Goal: Find the string "document" in the listing and report every line that has it.

Information given:
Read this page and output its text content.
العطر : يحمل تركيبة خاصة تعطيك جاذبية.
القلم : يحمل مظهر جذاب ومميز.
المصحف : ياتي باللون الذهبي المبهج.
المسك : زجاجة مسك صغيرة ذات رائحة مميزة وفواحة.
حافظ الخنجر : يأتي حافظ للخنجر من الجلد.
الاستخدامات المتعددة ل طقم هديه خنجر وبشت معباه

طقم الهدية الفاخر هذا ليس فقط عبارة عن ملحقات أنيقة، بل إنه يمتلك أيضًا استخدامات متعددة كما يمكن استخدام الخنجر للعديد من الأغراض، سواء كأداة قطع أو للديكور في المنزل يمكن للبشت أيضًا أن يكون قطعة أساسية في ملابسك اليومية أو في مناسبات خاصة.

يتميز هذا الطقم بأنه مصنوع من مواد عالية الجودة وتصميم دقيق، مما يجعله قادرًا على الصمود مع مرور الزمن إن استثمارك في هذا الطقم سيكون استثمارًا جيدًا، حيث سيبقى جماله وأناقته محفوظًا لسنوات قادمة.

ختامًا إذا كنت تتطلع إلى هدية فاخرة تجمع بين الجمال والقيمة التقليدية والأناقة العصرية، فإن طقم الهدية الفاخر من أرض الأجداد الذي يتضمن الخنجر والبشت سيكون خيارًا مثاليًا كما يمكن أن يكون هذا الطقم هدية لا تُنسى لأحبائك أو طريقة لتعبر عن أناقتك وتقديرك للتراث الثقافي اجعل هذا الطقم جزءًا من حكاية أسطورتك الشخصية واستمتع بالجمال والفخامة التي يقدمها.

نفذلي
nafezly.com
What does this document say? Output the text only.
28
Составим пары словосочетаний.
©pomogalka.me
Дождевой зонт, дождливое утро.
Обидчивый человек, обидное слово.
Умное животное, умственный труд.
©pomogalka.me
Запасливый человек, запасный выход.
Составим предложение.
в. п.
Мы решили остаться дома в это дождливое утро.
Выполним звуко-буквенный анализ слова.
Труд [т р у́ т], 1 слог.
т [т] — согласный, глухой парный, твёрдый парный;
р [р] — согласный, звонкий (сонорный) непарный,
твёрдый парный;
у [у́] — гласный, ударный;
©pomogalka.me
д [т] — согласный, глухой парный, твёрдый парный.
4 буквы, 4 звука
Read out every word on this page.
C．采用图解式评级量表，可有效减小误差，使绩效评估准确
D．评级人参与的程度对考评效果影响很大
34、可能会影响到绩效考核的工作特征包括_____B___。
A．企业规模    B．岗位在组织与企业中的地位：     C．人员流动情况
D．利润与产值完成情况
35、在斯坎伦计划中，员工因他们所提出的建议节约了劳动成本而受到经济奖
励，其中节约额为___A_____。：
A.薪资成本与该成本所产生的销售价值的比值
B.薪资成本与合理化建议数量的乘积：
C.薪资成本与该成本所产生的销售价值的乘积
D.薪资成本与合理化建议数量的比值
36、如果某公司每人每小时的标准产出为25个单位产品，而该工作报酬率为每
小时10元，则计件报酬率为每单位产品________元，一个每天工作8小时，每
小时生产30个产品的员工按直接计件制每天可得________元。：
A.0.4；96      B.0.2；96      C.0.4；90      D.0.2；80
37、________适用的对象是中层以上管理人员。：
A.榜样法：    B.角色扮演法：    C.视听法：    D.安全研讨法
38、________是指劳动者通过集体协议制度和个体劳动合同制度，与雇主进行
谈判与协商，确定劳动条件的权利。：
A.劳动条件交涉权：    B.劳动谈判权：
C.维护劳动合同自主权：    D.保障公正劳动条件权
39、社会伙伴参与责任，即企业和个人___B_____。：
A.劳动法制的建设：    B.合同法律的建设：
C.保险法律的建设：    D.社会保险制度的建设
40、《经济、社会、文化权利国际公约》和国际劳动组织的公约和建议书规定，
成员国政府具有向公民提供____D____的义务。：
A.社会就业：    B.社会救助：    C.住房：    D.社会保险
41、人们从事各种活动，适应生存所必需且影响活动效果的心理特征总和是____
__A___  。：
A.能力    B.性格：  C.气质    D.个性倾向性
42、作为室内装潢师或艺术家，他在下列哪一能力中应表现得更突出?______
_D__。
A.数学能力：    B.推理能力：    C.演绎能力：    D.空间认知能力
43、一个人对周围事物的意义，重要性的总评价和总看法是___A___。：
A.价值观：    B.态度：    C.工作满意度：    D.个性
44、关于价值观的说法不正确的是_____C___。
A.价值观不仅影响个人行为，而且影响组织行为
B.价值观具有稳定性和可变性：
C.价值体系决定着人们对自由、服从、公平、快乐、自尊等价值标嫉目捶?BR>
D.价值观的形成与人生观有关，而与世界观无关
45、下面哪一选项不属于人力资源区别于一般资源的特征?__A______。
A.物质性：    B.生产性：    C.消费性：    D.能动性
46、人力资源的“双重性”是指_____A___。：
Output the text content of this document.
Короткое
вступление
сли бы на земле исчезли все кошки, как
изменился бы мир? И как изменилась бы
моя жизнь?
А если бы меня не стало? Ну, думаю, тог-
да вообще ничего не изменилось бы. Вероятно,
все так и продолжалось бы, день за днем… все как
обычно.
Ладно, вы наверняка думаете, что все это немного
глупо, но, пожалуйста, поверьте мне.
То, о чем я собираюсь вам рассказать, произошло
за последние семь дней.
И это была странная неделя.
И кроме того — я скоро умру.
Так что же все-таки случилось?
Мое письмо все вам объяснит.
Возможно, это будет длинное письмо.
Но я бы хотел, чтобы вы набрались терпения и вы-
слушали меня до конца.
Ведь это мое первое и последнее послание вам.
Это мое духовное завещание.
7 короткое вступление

Answer to the exercise:
What does this document say? Output the text only.
Output the text content of this document.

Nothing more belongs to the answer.